Without the pictures, reproduce the records that follow exactly.

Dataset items
------

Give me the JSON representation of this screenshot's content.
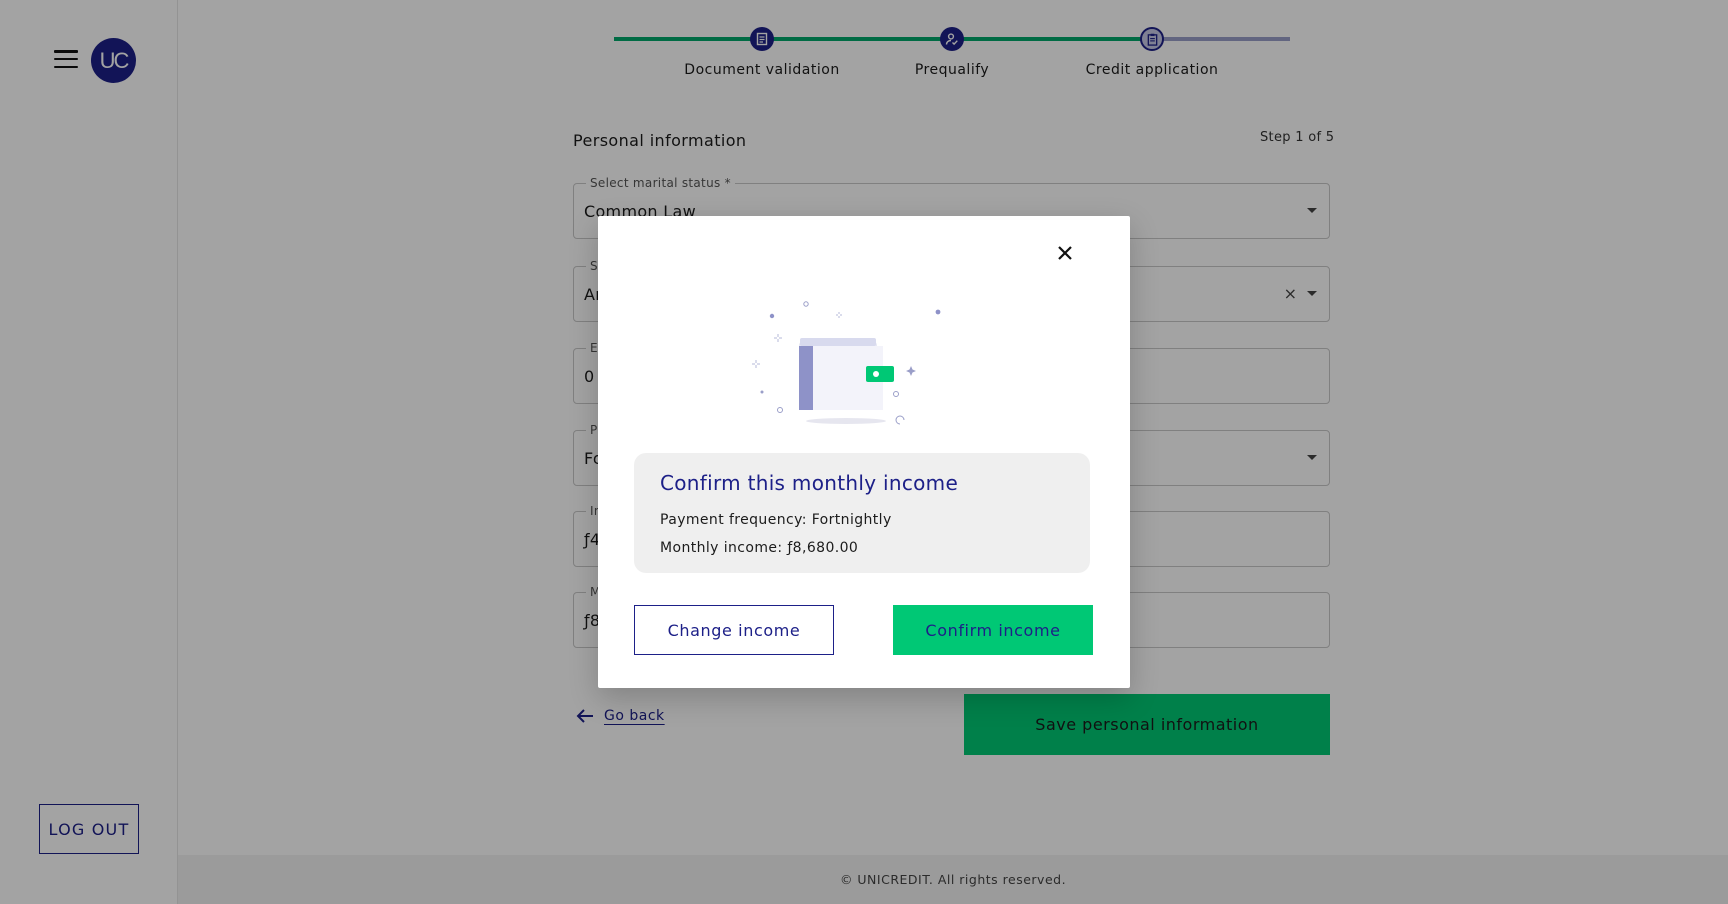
{
  "sidebar": {
    "avatar_text": "UC",
    "logout_label": "LOG OUT"
  },
  "stepper": {
    "steps": [
      {
        "label": "Document validation",
        "status": "done",
        "icon": "document-icon"
      },
      {
        "label": "Prequalify",
        "status": "done",
        "icon": "user-check-icon"
      },
      {
        "label": "Credit application",
        "status": "current",
        "icon": "clipboard-icon"
      }
    ]
  },
  "form": {
    "section_title": "Personal information",
    "step_count": "Step 1 of 5",
    "fields": [
      {
        "label": "Select marital status *",
        "value": "Common Law"
      },
      {
        "label": "Se",
        "value": "Ar"
      },
      {
        "label": "E",
        "value": "0"
      },
      {
        "label": "P",
        "value": "Fo"
      },
      {
        "label": "In",
        "value": "ƒ4"
      },
      {
        "label": "M",
        "value": "ƒ8"
      }
    ],
    "go_back_label": "Go back",
    "save_label": "Save personal information"
  },
  "modal": {
    "title": "Confirm this monthly income",
    "payment_frequency_line": "Payment frequency: Fortnightly",
    "monthly_income_line": "Monthly income: ƒ8,680.00",
    "change_label": "Change income",
    "confirm_label": "Confirm income"
  },
  "footer": {
    "text": "© UNICREDIT. All rights reserved."
  },
  "colors": {
    "brand_navy": "#1d2088",
    "brand_green": "#00c875",
    "progress_green": "#00a86b",
    "overlay": "rgba(0,0,0,0.36)"
  }
}
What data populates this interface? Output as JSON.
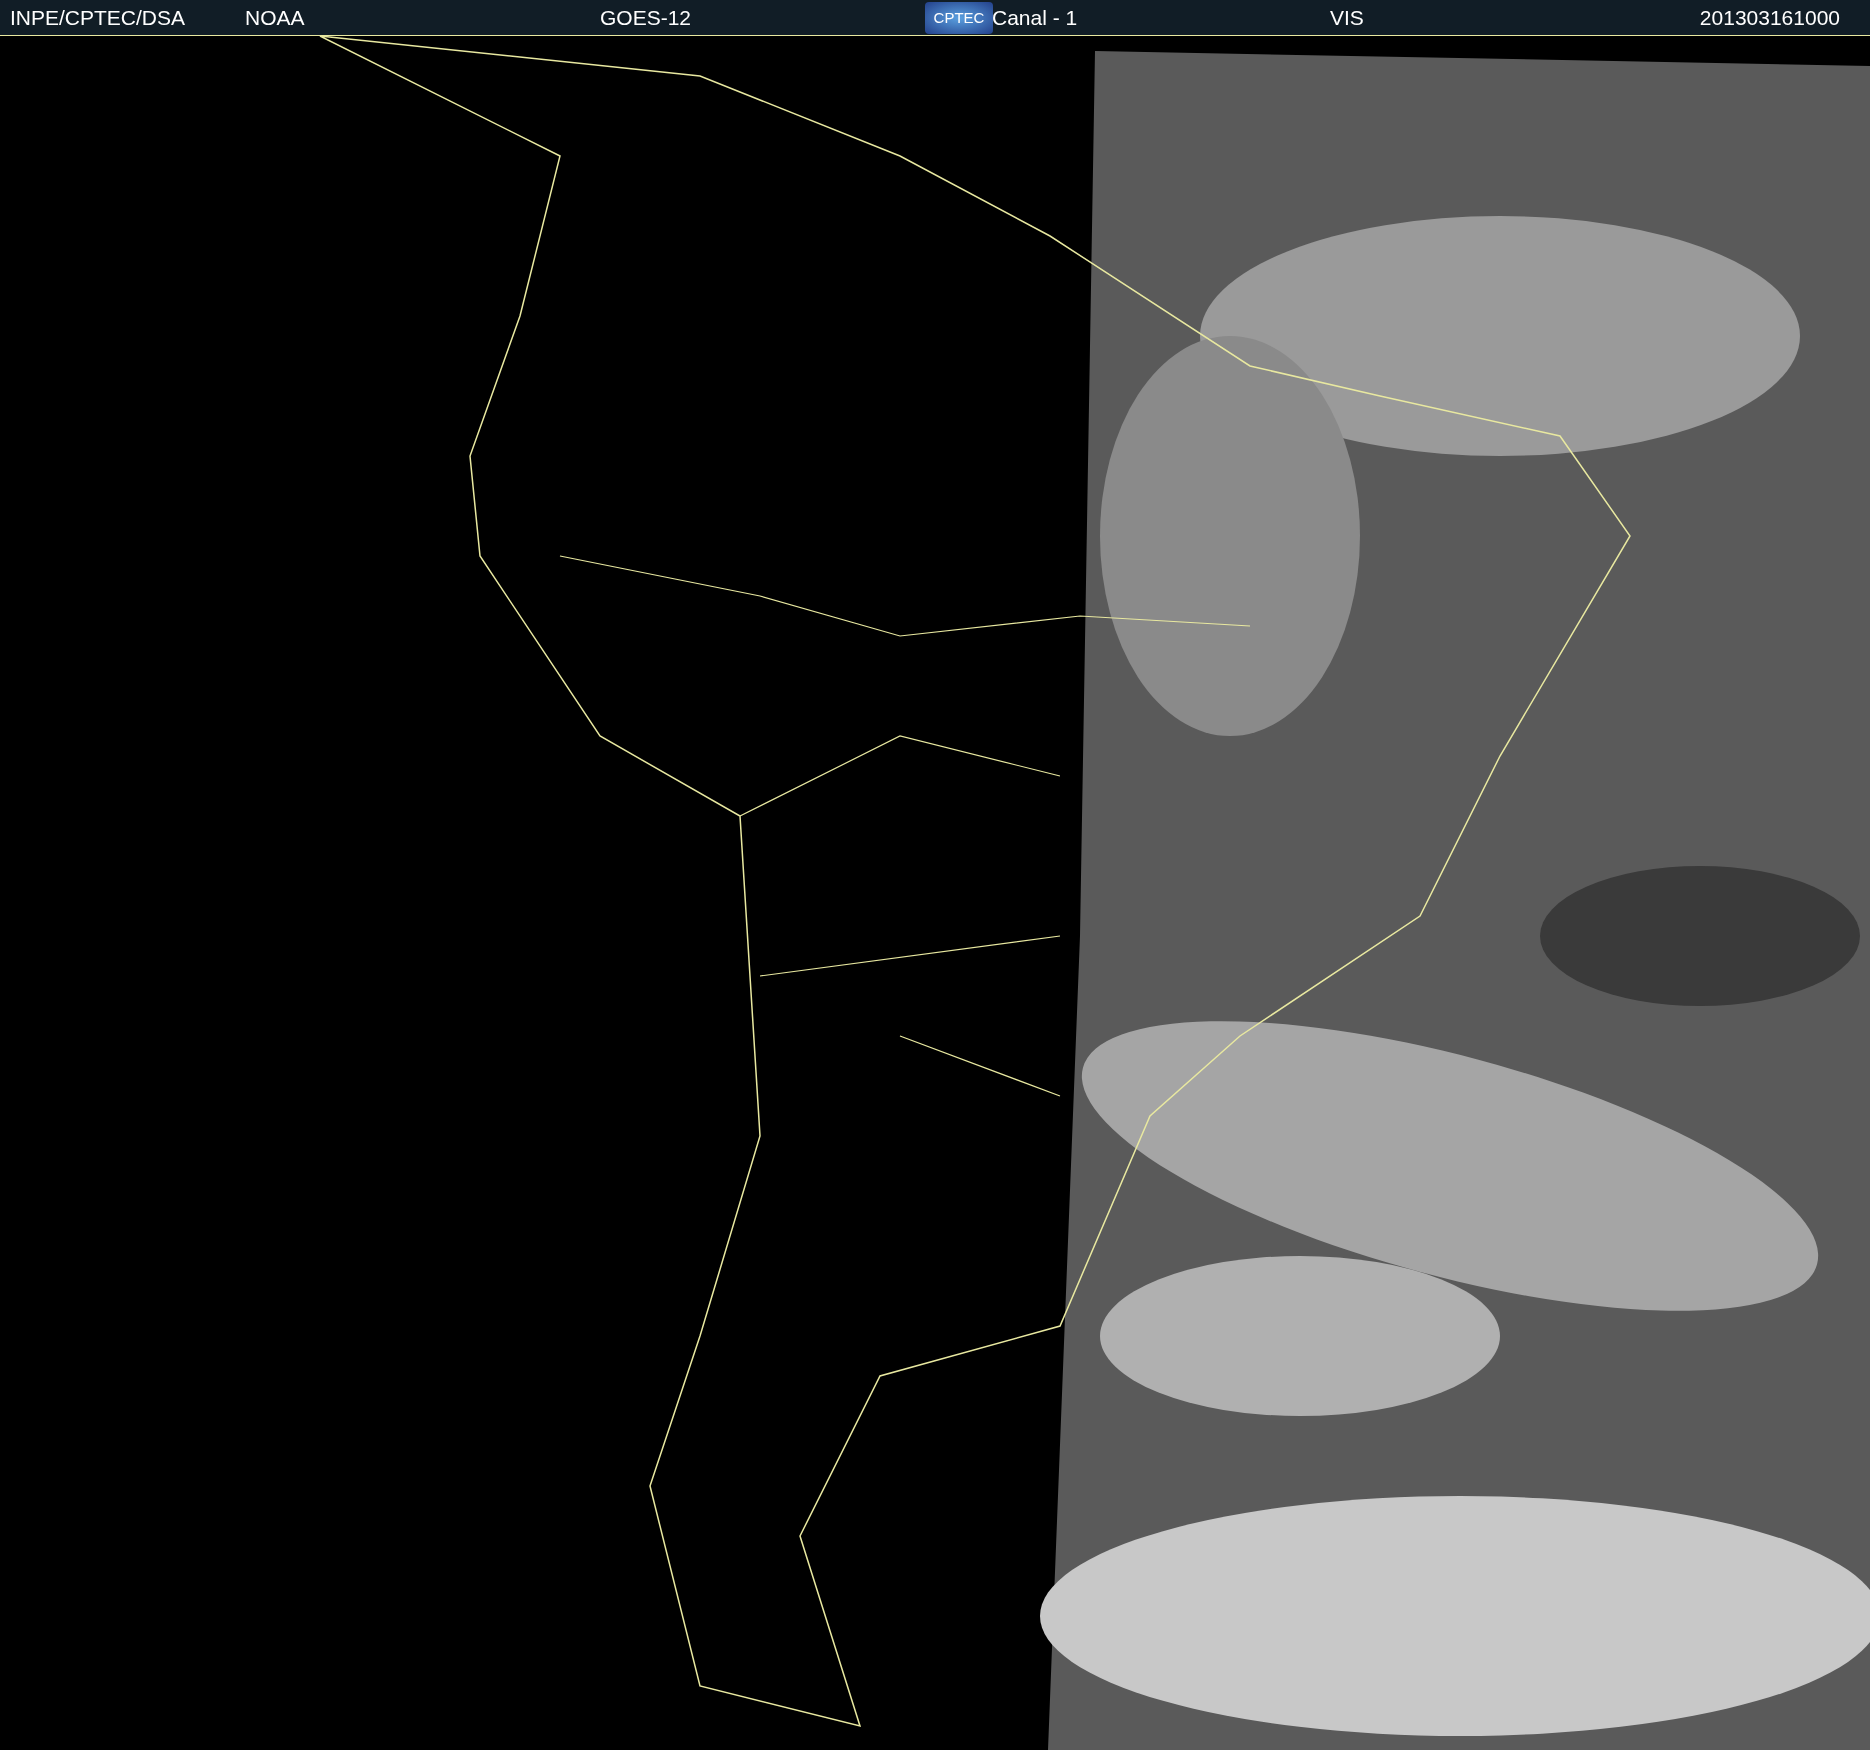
{
  "header": {
    "source": "INPE/CPTEC/DSA",
    "agency": "NOAA",
    "satellite": "GOES-12",
    "logo": "CPTEC",
    "channel": "Canal - 1",
    "band": "VIS",
    "timestamp": "201303161000"
  }
}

------

**FINISHED TASK**.
Give me the JSON representation of this screenshot's content.
{
  "sidebar": {
    "avatar_text": "UC",
    "logout_label": "LOG OUT"
  },
  "stepper": {
    "steps": [
      {
        "label": "Document validation",
        "status": "done",
        "icon": "document-icon"
      },
      {
        "label": "Prequalify",
        "status": "done",
        "icon": "user-check-icon"
      },
      {
        "label": "Credit application",
        "status": "current",
        "icon": "clipboard-icon"
      }
    ]
  },
  "form": {
    "section_title": "Personal information",
    "step_count": "Step 1 of 5",
    "fields": [
      {
        "label": "Select marital status *",
        "value": "Common Law"
      },
      {
        "label": "Se",
        "value": "Ar"
      },
      {
        "label": "E",
        "value": "0"
      },
      {
        "label": "P",
        "value": "Fo"
      },
      {
        "label": "In",
        "value": "ƒ4"
      },
      {
        "label": "M",
        "value": "ƒ8"
      }
    ],
    "go_back_label": "Go back",
    "save_label": "Save personal information"
  },
  "modal": {
    "title": "Confirm this monthly income",
    "payment_frequency_line": "Payment frequency: Fortnightly",
    "monthly_income_line": "Monthly income: ƒ8,680.00",
    "change_label": "Change income",
    "confirm_label": "Confirm income"
  },
  "footer": {
    "text": "© UNICREDIT. All rights reserved."
  },
  "colors": {
    "brand_navy": "#1d2088",
    "brand_green": "#00c875",
    "progress_green": "#00a86b",
    "overlay": "rgba(0,0,0,0.36)"
  }
}
What data populates this interface? Output as JSON.
{
  "header": {
    "source": "INPE/CPTEC/DSA",
    "agency": "NOAA",
    "satellite": "GOES-12",
    "logo": "CPTEC",
    "channel": "Canal - 1",
    "band": "VIS",
    "timestamp": "201303161000"
  }
}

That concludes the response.